- Task directions:
Retype all material exactly. Pictures stay out of the copy.

━━━━━━━━━━━━━━━━━━━━━━━━━━━━━━

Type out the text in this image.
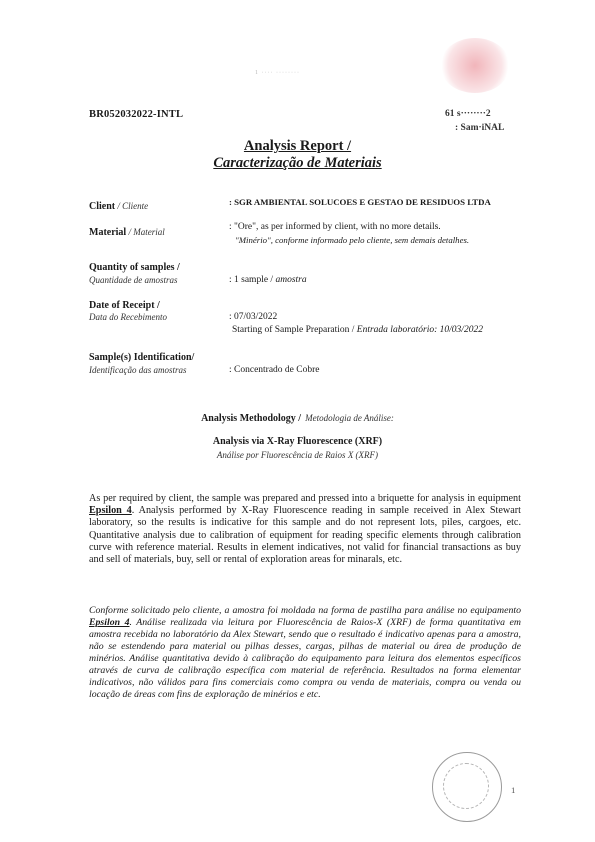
1 ···· ········
BR052032022-INTL	61 s········2
: Sam·iNAL
Analysis Report /
Caracterização de Materiais
Client / Cliente	: SGR AMBIENTAL SOLUCOES E GESTAO DE RESIDUOS LTDA
Material / Material	: "Ore", as per informed by client, with no more details.
"Minério", conforme informado pelo cliente, sem demais detalhes.
Quantity of samples /
Quantidade de amostras	: 1 sample / amostra
Date of Receipt /
Data do Recebimento	: 07/03/2022
Starting of Sample Preparation / Entrada laboratório: 10/03/2022
Sample(s) Identification/
Identificação das amostras	: Concentrado de Cobre
Analysis Methodology / Metodologia de Análise:
Analysis via X-Ray Fluorescence (XRF)
Análise por Fluorescência de Raios X (XRF)
As per required by client, the sample was prepared and pressed into a briquette for analysis in equipment Epsilon 4. Analysis performed by X-Ray Fluorescence reading in sample received in Alex Stewart laboratory, so the results is indicative for this sample and do not represent lots, piles, cargoes, etc. Quantitative analysis due to calibration of equipment for reading specific elements through calibration curve with reference material. Results in element indicatives, not valid for financial transactions as buy and sell of materials, buy, sell or rental of exploration areas for minarals, etc.
Conforme solicitado pelo cliente, a amostra foi moldada na forma de pastilha para análise no equipamento Epsilon 4. Análise realizada via leitura por Fluorescência de Raios-X (XRF) de forma quantitativa em amostra recebida no laboratório da Alex Stewart, sendo que o resultado é indicativo apenas para a amostra, não se estendendo para material ou pilhas desses, cargas, pilhas de material ou área de produção de minérios. Análise quantitativa devido à calibração do equipamento para leitura dos elementos específicos através de curva de calibração específica com material de referência. Resultados na forma elementar indicativos, não válidos para fins comerciais como compra ou venda de materiais, compra ou venda ou locação de áreas com fins de exploração de minérios e etc.
1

━━━━━━━━━━━━━━━━━━━━━━━━━━━━━━

- Full answer:
Type out the text in this image.
1 ···· ········
BR052032022-INTL	61 s········2
: Sam·iNAL
Analysis Report /
Caracterização de Materiais
Client / Cliente	: SGR AMBIENTAL SOLUCOES E GESTAO DE RESIDUOS LTDA
Material / Material	: "Ore", as per informed by client, with no more details.
"Minério", conforme informado pelo cliente, sem demais detalhes.
Quantity of samples /
Quantidade de amostras	: 1 sample / amostra
Date of Receipt /
Data do Recebimento	: 07/03/2022
Starting of Sample Preparation / Entrada laboratório: 10/03/2022
Sample(s) Identification/
Identificação das amostras	: Concentrado de Cobre
Analysis Methodology / Metodologia de Análise:
Analysis via X-Ray Fluorescence (XRF)
Análise por Fluorescência de Raios X (XRF)
As per required by client, the sample was prepared and pressed into a briquette for analysis in equipment Epsilon 4. Analysis performed by X-Ray Fluorescence reading in sample received in Alex Stewart laboratory, so the results is indicative for this sample and do not represent lots, piles, cargoes, etc. Quantitative analysis due to calibration of equipment for reading specific elements through calibration curve with reference material. Results in element indicatives, not valid for financial transactions as buy and sell of materials, buy, sell or rental of exploration areas for minarals, etc.
Conforme solicitado pelo cliente, a amostra foi moldada na forma de pastilha para análise no equipamento Epsilon 4. Análise realizada via leitura por Fluorescência de Raios-X (XRF) de forma quantitativa em amostra recebida no laboratório da Alex Stewart, sendo que o resultado é indicativo apenas para a amostra, não se estendendo para material ou pilhas desses, cargas, pilhas de material ou área de produção de minérios. Análise quantitativa devido à calibração do equipamento para leitura dos elementos específicos através de curva de calibração específica com material de referência. Resultados na forma elementar indicativos, não válidos para fins comerciais como compra ou venda de materiais, compra ou venda ou locação de áreas com fins de exploração de minérios e etc.
1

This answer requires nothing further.